Goal of the exercise: Every line containing the word "from" needs to be found and copied.

Exercise material:
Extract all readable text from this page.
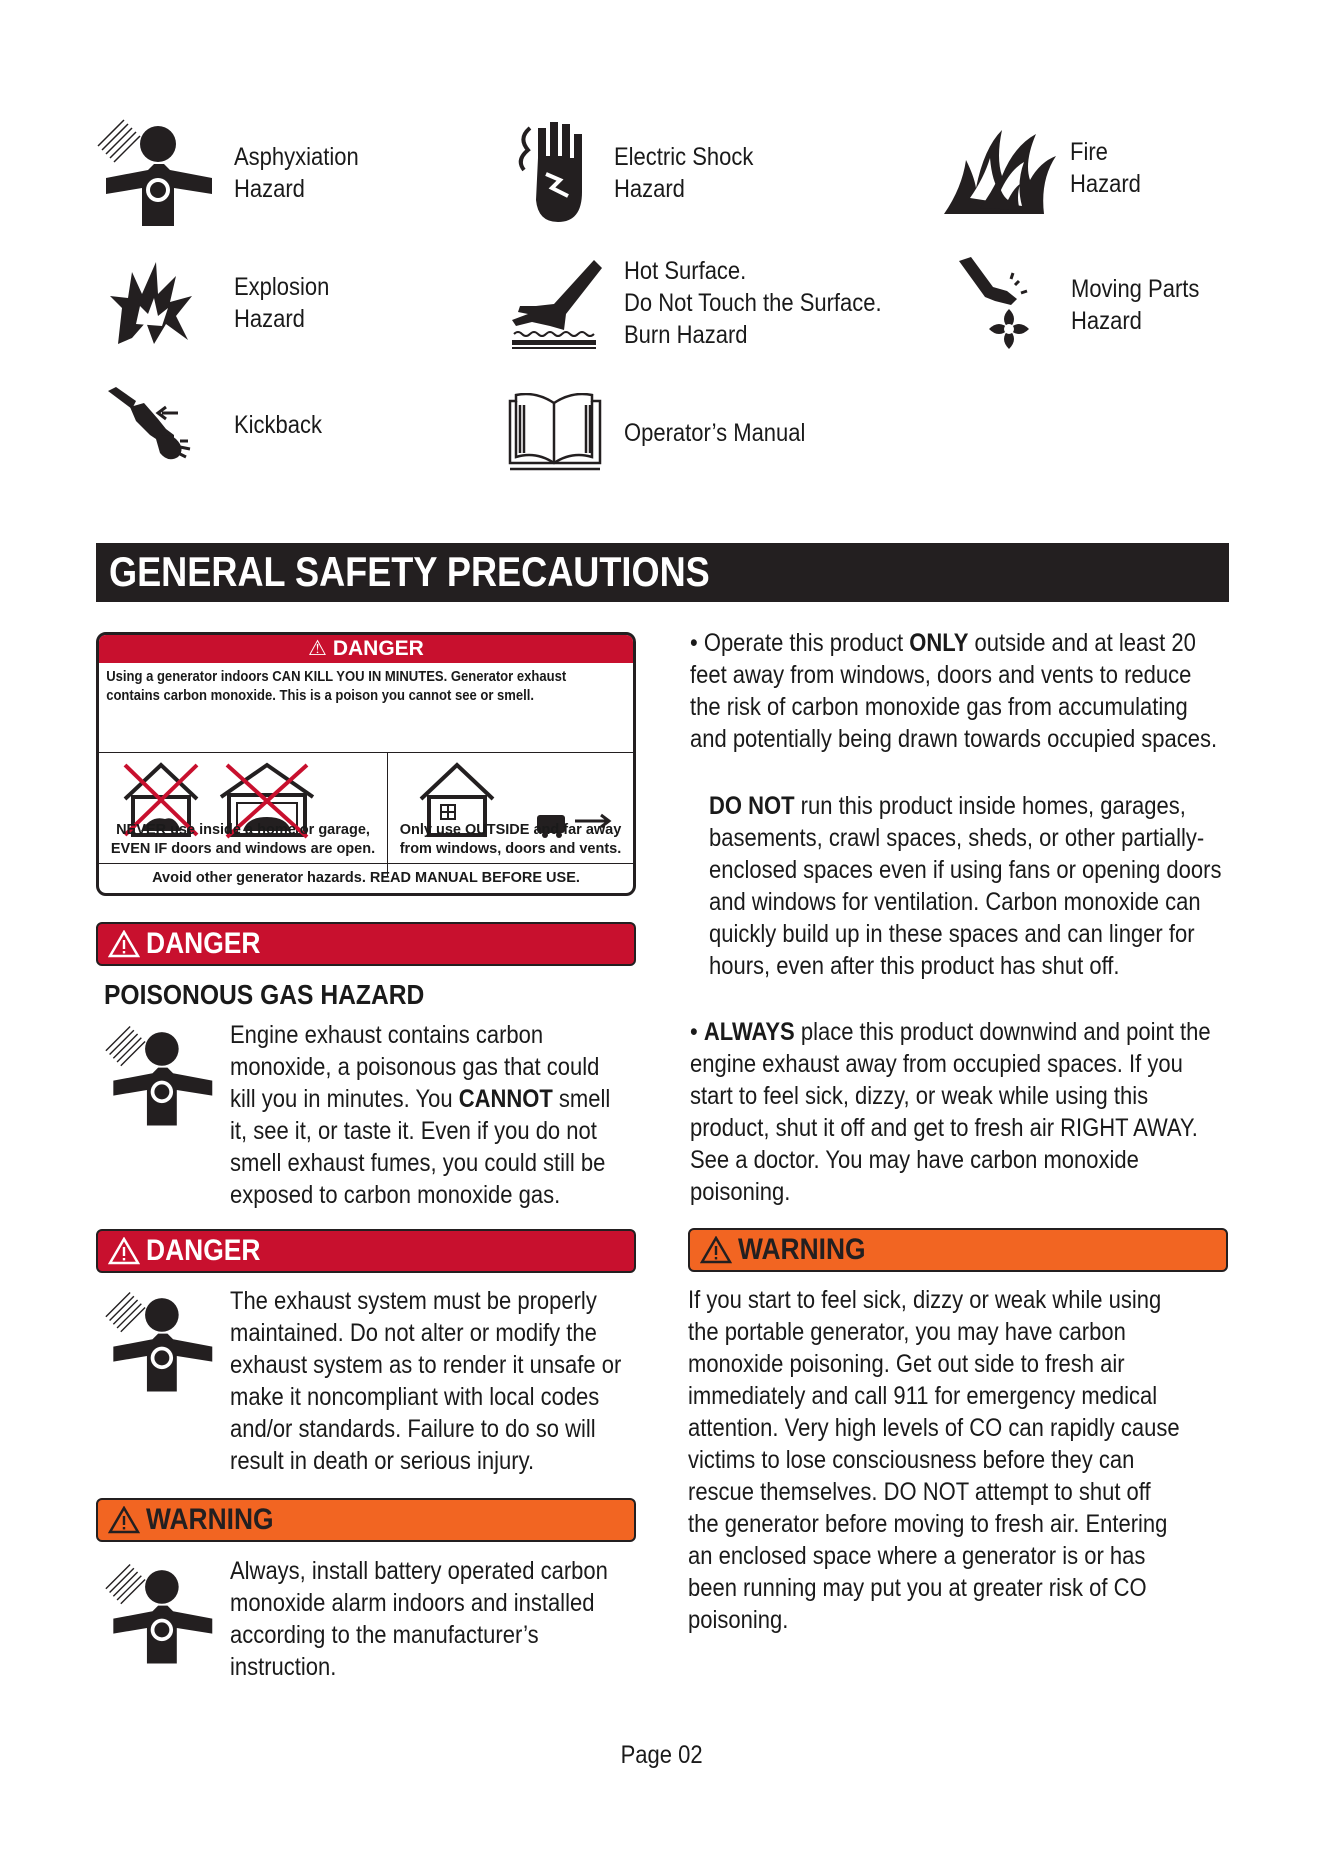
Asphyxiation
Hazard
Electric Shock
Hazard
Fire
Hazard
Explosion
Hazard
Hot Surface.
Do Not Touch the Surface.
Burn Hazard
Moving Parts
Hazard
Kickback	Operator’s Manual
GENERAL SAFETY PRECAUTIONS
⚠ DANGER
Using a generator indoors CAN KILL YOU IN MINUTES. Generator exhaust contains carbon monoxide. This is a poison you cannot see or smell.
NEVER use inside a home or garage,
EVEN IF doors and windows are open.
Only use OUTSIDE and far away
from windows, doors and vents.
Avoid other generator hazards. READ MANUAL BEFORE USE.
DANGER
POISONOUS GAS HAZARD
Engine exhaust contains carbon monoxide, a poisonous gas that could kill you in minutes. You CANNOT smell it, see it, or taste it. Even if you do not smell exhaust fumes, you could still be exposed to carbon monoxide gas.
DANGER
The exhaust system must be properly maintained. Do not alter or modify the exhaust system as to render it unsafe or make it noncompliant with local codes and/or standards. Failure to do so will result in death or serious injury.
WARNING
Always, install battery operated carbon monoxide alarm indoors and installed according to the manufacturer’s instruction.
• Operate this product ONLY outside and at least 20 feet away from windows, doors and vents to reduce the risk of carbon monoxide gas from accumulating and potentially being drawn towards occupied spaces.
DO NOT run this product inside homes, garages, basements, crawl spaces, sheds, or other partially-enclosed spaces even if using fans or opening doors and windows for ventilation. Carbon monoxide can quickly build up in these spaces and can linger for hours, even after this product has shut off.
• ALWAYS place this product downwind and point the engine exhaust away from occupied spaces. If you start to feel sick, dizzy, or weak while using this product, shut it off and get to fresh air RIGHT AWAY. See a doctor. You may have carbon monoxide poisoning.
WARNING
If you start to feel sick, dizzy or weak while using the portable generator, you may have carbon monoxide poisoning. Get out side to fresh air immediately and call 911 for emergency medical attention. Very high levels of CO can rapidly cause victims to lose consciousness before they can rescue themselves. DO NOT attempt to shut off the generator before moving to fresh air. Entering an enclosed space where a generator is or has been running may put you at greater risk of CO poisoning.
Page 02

The response:
Extract all readable text from this page.
from windows, doors and vents.
• Operate this product ONLY outside and at least 20 feet away from windows, doors and vents to reduce the risk of carbon monoxide gas from accumulating and potentially being drawn towards occupied spaces.
• ALWAYS place this product downwind and point the engine exhaust away from occupied spaces. If you start to feel sick, dizzy, or weak while using this product, shut it off and get to fresh air RIGHT AWAY. See a doctor. You may have carbon monoxide poisoning.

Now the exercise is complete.